> **EXERCISE INSTRUCTIONS**:
Drop every picture and give the entries back exactly.

> **Entries from a visual dataset**:
--------------------------------------------------
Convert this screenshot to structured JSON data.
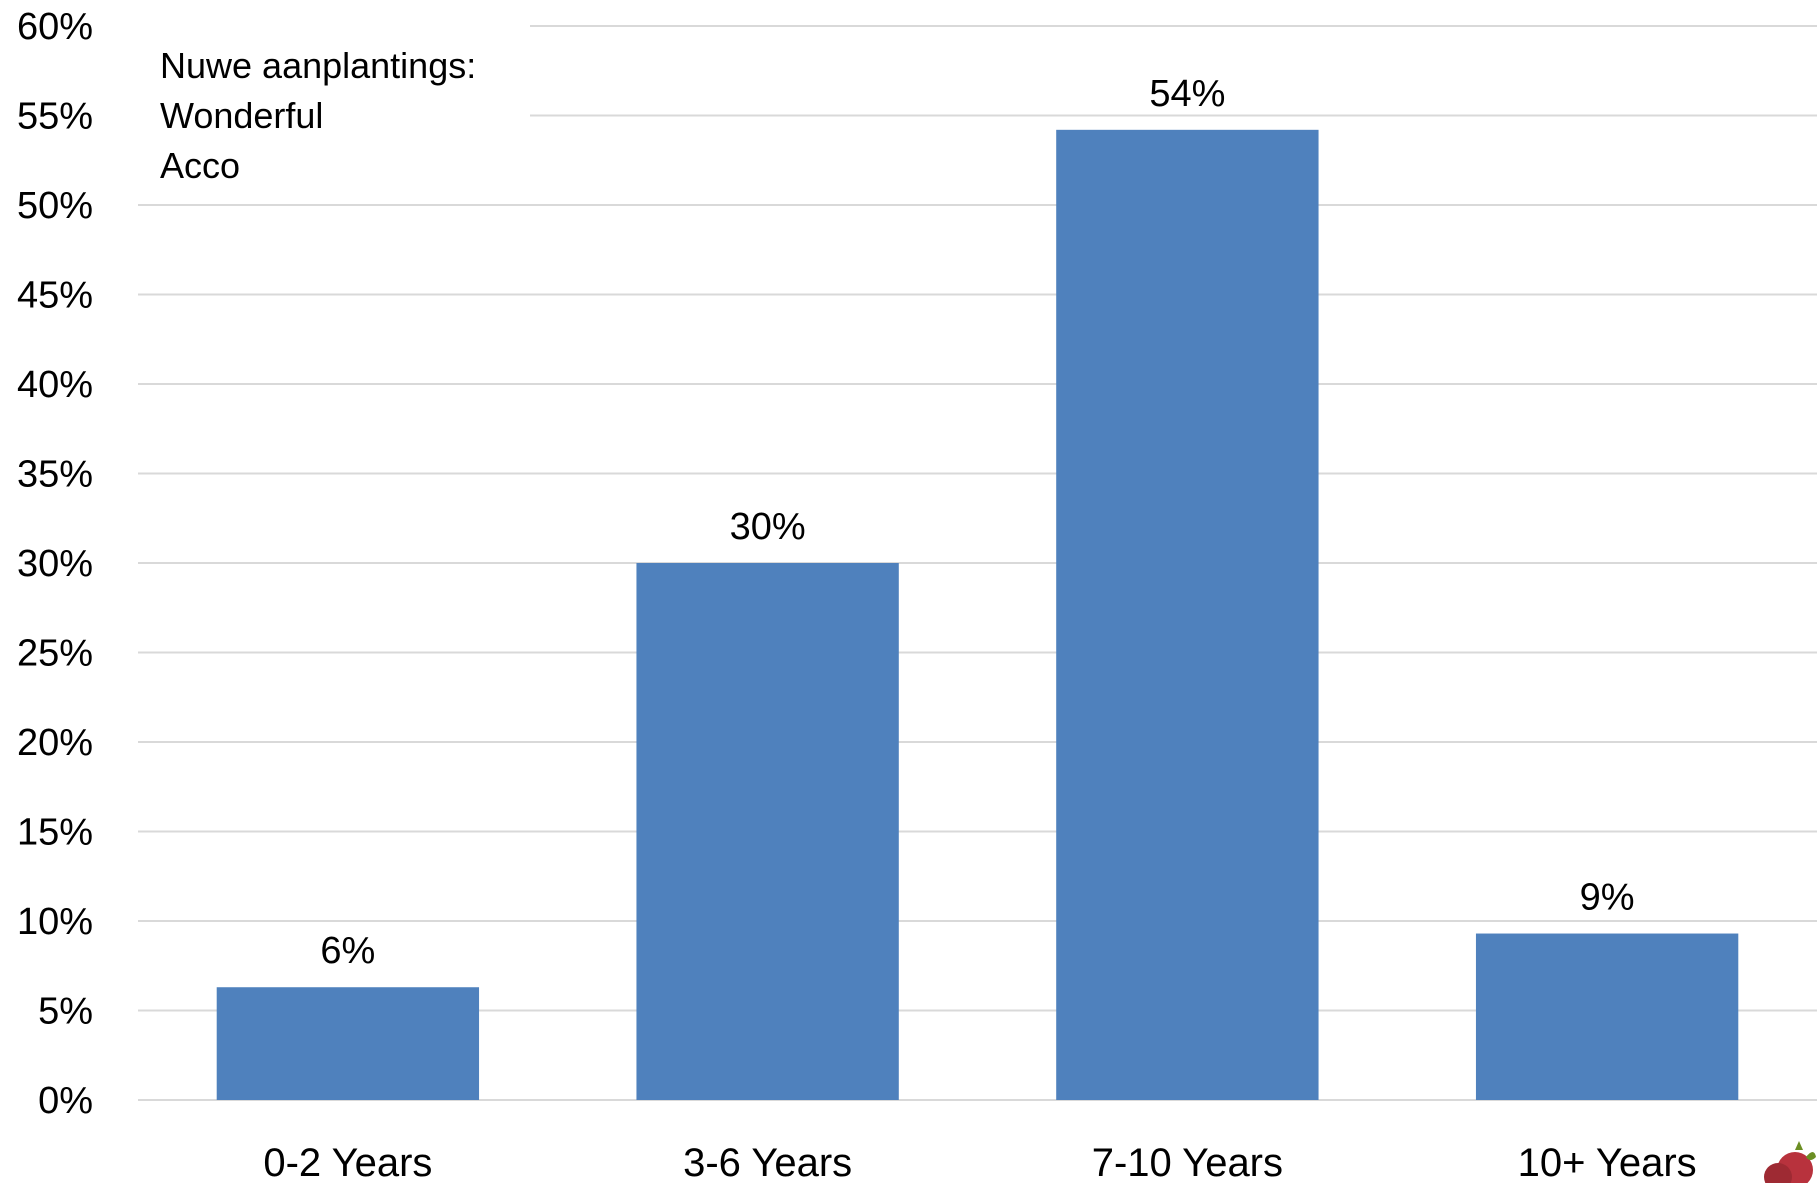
{
  "chart_data": {
    "type": "bar",
    "categories": [
      "0-2 Years",
      "3-6 Years",
      "7-10 Years",
      "10+ Years"
    ],
    "values": [
      6.3,
      30,
      54.2,
      9.3
    ],
    "data_labels": [
      "6%",
      "30%",
      "54%",
      "9%"
    ],
    "ylim": [
      0,
      60
    ],
    "y_ticks": [
      0,
      5,
      10,
      15,
      20,
      25,
      30,
      35,
      40,
      45,
      50,
      55,
      60
    ],
    "y_tick_labels": [
      "0%",
      "5%",
      "10%",
      "15%",
      "20%",
      "25%",
      "30%",
      "35%",
      "40%",
      "45%",
      "50%",
      "55%",
      "60%"
    ],
    "annotation": [
      "Nuwe aanplantings:",
      "Wonderful",
      "Acco"
    ],
    "grid": true,
    "bar_color": "#4f81bd",
    "gridline_color": "#d9d9d9"
  }
}
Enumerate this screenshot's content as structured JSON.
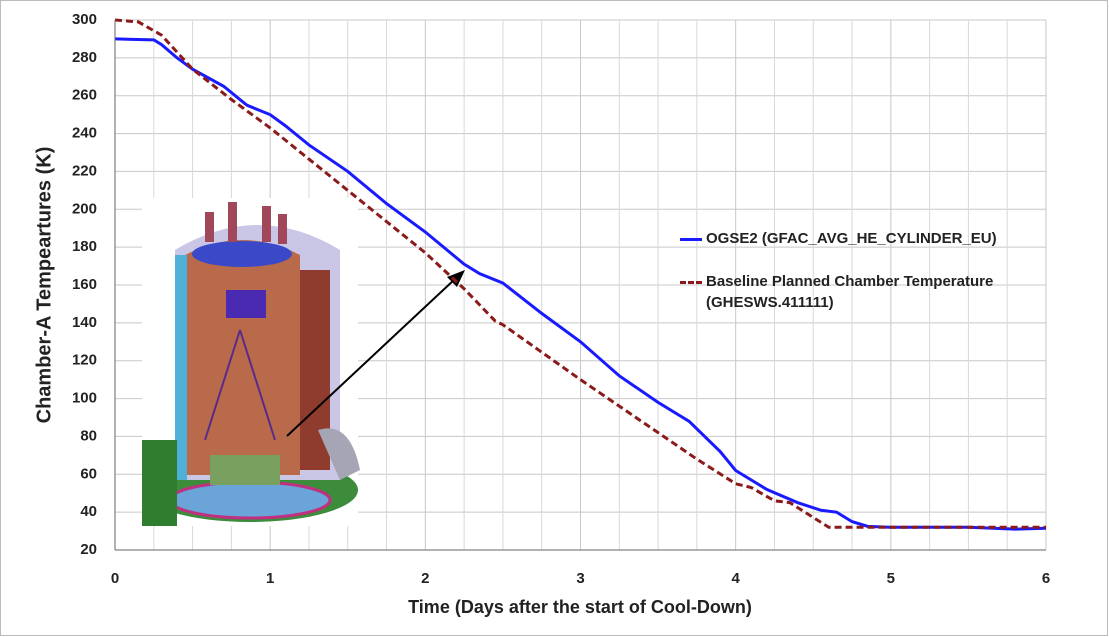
{
  "chart_data": {
    "type": "line",
    "x_label": "Time (Days after the start of Cool-Down)",
    "y_label": "Chamber-A Tempeartures (K)",
    "xlim": [
      0,
      6
    ],
    "xticks": [
      0,
      1,
      2,
      3,
      4,
      5,
      6
    ],
    "ylim": [
      20,
      300
    ],
    "yticks": [
      20,
      40,
      60,
      80,
      100,
      120,
      140,
      160,
      180,
      200,
      220,
      240,
      260,
      280,
      300
    ],
    "grid": true,
    "legend": "right",
    "series": [
      {
        "name": "OGSE2 (GFAC_AVG_HE_CYLINDER_EU)",
        "color": "#1a1aff",
        "style": "solid",
        "x": [
          0,
          0.25,
          0.3,
          0.4,
          0.5,
          0.7,
          0.85,
          1.0,
          1.1,
          1.25,
          1.5,
          1.75,
          2.0,
          2.25,
          2.35,
          2.5,
          2.75,
          3.0,
          3.25,
          3.5,
          3.7,
          3.9,
          4.0,
          4.2,
          4.4,
          4.55,
          4.65,
          4.75,
          4.85,
          5.0,
          5.5,
          5.8,
          6.0
        ],
        "values": [
          290,
          289.5,
          287,
          280,
          274,
          265,
          255,
          250,
          244,
          234,
          220,
          203,
          188,
          171,
          166,
          161,
          145,
          130,
          112,
          98,
          88,
          72,
          62,
          52,
          45,
          41,
          40,
          35,
          32.5,
          32,
          32,
          31,
          31.5
        ]
      },
      {
        "name": "Baseline Planned Chamber Temperature (GHESWS.411111)",
        "color": "#8b1a1a",
        "style": "dashed",
        "x": [
          0,
          0.15,
          0.3,
          0.5,
          0.75,
          1.0,
          1.5,
          2.0,
          2.25,
          2.45,
          2.5,
          3.0,
          3.5,
          3.75,
          4.0,
          4.1,
          4.25,
          4.35,
          4.6,
          5.0,
          6.0
        ],
        "values": [
          300,
          299,
          292,
          274,
          258,
          243,
          210,
          177,
          158,
          141,
          139,
          110,
          82,
          68,
          55,
          53,
          46,
          45,
          32,
          32,
          32
        ]
      }
    ]
  }
}
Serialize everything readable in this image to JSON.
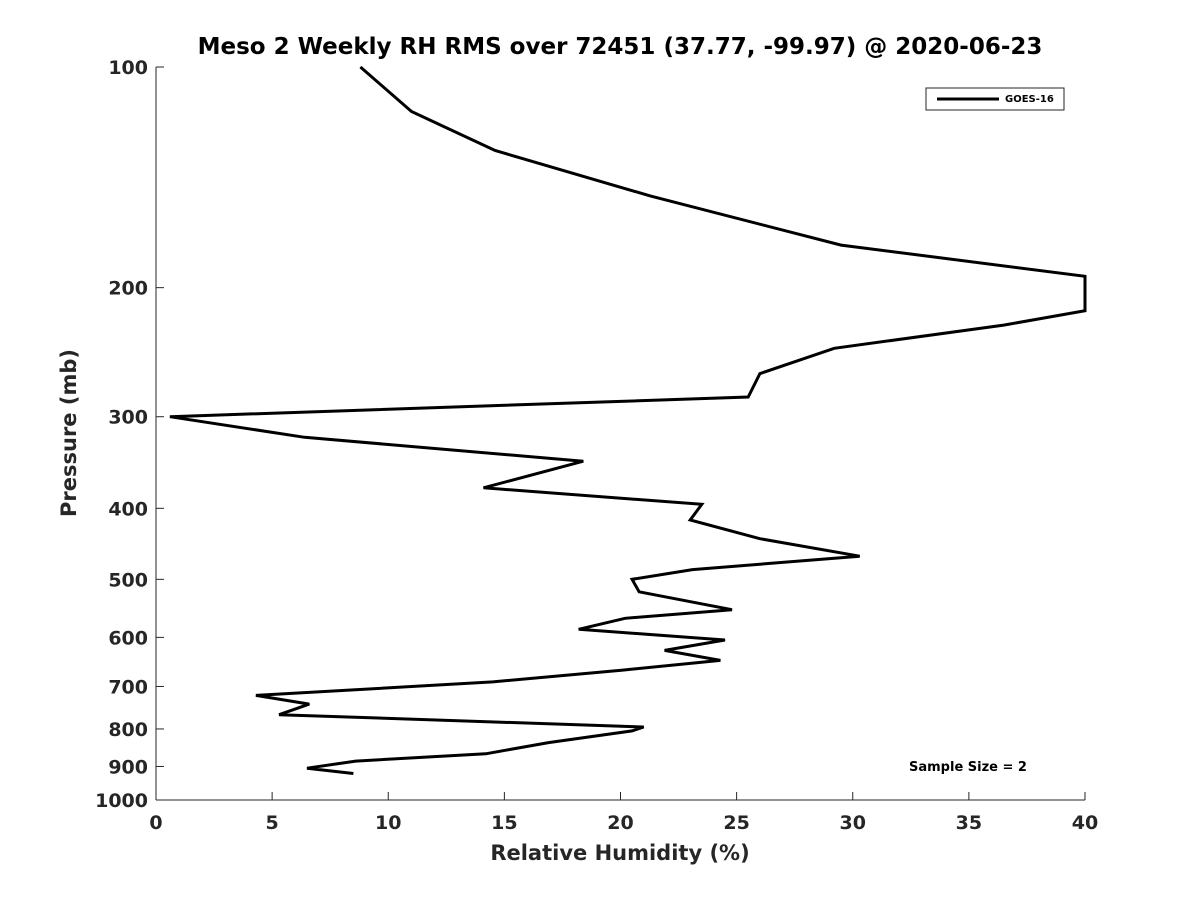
{
  "chart_data": {
    "type": "line",
    "title": "Meso 2 Weekly RH RMS over 72451 (37.77, -99.97) @ 2020-06-23",
    "xlabel": "Relative Humidity (%)",
    "ylabel": "Pressure (mb)",
    "xlim": [
      0,
      40
    ],
    "ylim": [
      100,
      1000
    ],
    "yscale": "log",
    "yinverted": true,
    "xticks": [
      0,
      5,
      10,
      15,
      20,
      25,
      30,
      35,
      40
    ],
    "yticks": [
      100,
      200,
      300,
      400,
      500,
      600,
      700,
      800,
      900,
      1000
    ],
    "grid": false,
    "legend_position": "top-right",
    "annotation": "Sample Size = 2",
    "series": [
      {
        "name": "GOES-16",
        "color": "#000000",
        "x": [
          8.8,
          11.0,
          14.6,
          21.3,
          29.5,
          40.0,
          40.0,
          36.5,
          29.2,
          26.0,
          25.5,
          0.6,
          6.4,
          18.4,
          14.1,
          23.5,
          23.0,
          26.0,
          30.3,
          23.1,
          20.5,
          20.8,
          24.8,
          20.2,
          18.2,
          24.5,
          21.9,
          24.3,
          20.1,
          14.5,
          4.3,
          6.6,
          5.3,
          21.0,
          20.5,
          16.9,
          14.2,
          8.6,
          6.5,
          8.5
        ],
        "y": [
          100,
          115,
          130,
          150,
          175,
          193,
          215,
          225,
          242,
          262,
          282,
          300,
          320,
          345,
          375,
          395,
          415,
          440,
          465,
          485,
          500,
          520,
          550,
          565,
          585,
          605,
          625,
          645,
          665,
          690,
          720,
          740,
          765,
          795,
          805,
          835,
          865,
          885,
          905,
          920
        ]
      }
    ]
  }
}
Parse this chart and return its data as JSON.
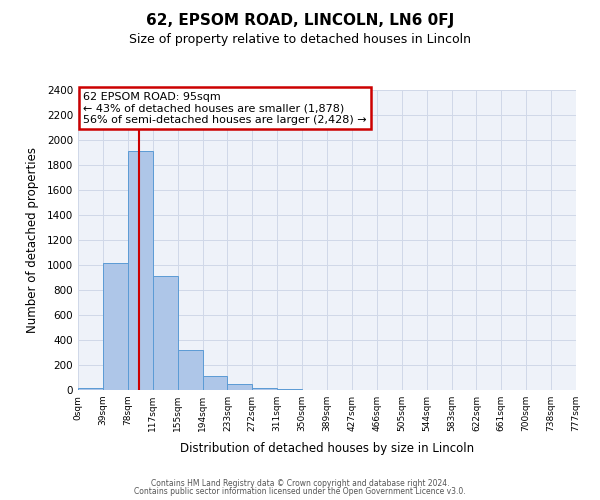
--------------------------------------------------
> **RESPONSE TO THE EXERCISE**:
Convert this screenshot to structured JSON data.
{
  "chart_data": {
    "type": "bar",
    "categories": [
      "0-2 Years",
      "3-6 Years",
      "7-10 Years",
      "10+ Years"
    ],
    "values": [
      6.3,
      30,
      54.2,
      9.3
    ],
    "data_labels": [
      "6%",
      "30%",
      "54%",
      "9%"
    ],
    "ylim": [
      0,
      60
    ],
    "y_ticks": [
      0,
      5,
      10,
      15,
      20,
      25,
      30,
      35,
      40,
      45,
      50,
      55,
      60
    ],
    "y_tick_labels": [
      "0%",
      "5%",
      "10%",
      "15%",
      "20%",
      "25%",
      "30%",
      "35%",
      "40%",
      "45%",
      "50%",
      "55%",
      "60%"
    ],
    "annotation": [
      "Nuwe aanplantings:",
      "Wonderful",
      "Acco"
    ],
    "grid": true,
    "bar_color": "#4f81bd",
    "gridline_color": "#d9d9d9"
  }
}
Enumerate this screenshot's content as structured JSON.
{
  "chart_data": {
    "type": "line",
    "x_label": "Time (Days after the start of Cool-Down)",
    "y_label": "Chamber-A Tempeartures (K)",
    "xlim": [
      0,
      6
    ],
    "xticks": [
      0,
      1,
      2,
      3,
      4,
      5,
      6
    ],
    "ylim": [
      20,
      300
    ],
    "yticks": [
      20,
      40,
      60,
      80,
      100,
      120,
      140,
      160,
      180,
      200,
      220,
      240,
      260,
      280,
      300
    ],
    "grid": true,
    "legend": "right",
    "series": [
      {
        "name": "OGSE2 (GFAC_AVG_HE_CYLINDER_EU)",
        "color": "#1a1aff",
        "style": "solid",
        "x": [
          0,
          0.25,
          0.3,
          0.4,
          0.5,
          0.7,
          0.85,
          1.0,
          1.1,
          1.25,
          1.5,
          1.75,
          2.0,
          2.25,
          2.35,
          2.5,
          2.75,
          3.0,
          3.25,
          3.5,
          3.7,
          3.9,
          4.0,
          4.2,
          4.4,
          4.55,
          4.65,
          4.75,
          4.85,
          5.0,
          5.5,
          5.8,
          6.0
        ],
        "values": [
          290,
          289.5,
          287,
          280,
          274,
          265,
          255,
          250,
          244,
          234,
          220,
          203,
          188,
          171,
          166,
          161,
          145,
          130,
          112,
          98,
          88,
          72,
          62,
          52,
          45,
          41,
          40,
          35,
          32.5,
          32,
          32,
          31,
          31.5
        ]
      },
      {
        "name": "Baseline Planned Chamber Temperature (GHESWS.411111)",
        "color": "#8b1a1a",
        "style": "dashed",
        "x": [
          0,
          0.15,
          0.3,
          0.5,
          0.75,
          1.0,
          1.5,
          2.0,
          2.25,
          2.45,
          2.5,
          3.0,
          3.5,
          3.75,
          4.0,
          4.1,
          4.25,
          4.35,
          4.6,
          5.0,
          6.0
        ],
        "values": [
          300,
          299,
          292,
          274,
          258,
          243,
          210,
          177,
          158,
          141,
          139,
          110,
          82,
          68,
          55,
          53,
          46,
          45,
          32,
          32,
          32
        ]
      }
    ]
  }
}
Serialize everything readable in this image to JSON.
{
  "chart_data": {
    "type": "line",
    "title": "Meso 2 Weekly RH RMS over 72451 (37.77, -99.97) @ 2020-06-23",
    "xlabel": "Relative Humidity (%)",
    "ylabel": "Pressure (mb)",
    "xlim": [
      0,
      40
    ],
    "ylim": [
      100,
      1000
    ],
    "yscale": "log",
    "yinverted": true,
    "xticks": [
      0,
      5,
      10,
      15,
      20,
      25,
      30,
      35,
      40
    ],
    "yticks": [
      100,
      200,
      300,
      400,
      500,
      600,
      700,
      800,
      900,
      1000
    ],
    "grid": false,
    "legend_position": "top-right",
    "annotation": "Sample Size = 2",
    "series": [
      {
        "name": "GOES-16",
        "color": "#000000",
        "x": [
          8.8,
          11.0,
          14.6,
          21.3,
          29.5,
          40.0,
          40.0,
          36.5,
          29.2,
          26.0,
          25.5,
          0.6,
          6.4,
          18.4,
          14.1,
          23.5,
          23.0,
          26.0,
          30.3,
          23.1,
          20.5,
          20.8,
          24.8,
          20.2,
          18.2,
          24.5,
          21.9,
          24.3,
          20.1,
          14.5,
          4.3,
          6.6,
          5.3,
          21.0,
          20.5,
          16.9,
          14.2,
          8.6,
          6.5,
          8.5
        ],
        "y": [
          100,
          115,
          130,
          150,
          175,
          193,
          215,
          225,
          242,
          262,
          282,
          300,
          320,
          345,
          375,
          395,
          415,
          440,
          465,
          485,
          500,
          520,
          550,
          565,
          585,
          605,
          625,
          645,
          665,
          690,
          720,
          740,
          765,
          795,
          805,
          835,
          865,
          885,
          905,
          920
        ]
      }
    ]
  }
}
Parse this chart and return its data as JSON.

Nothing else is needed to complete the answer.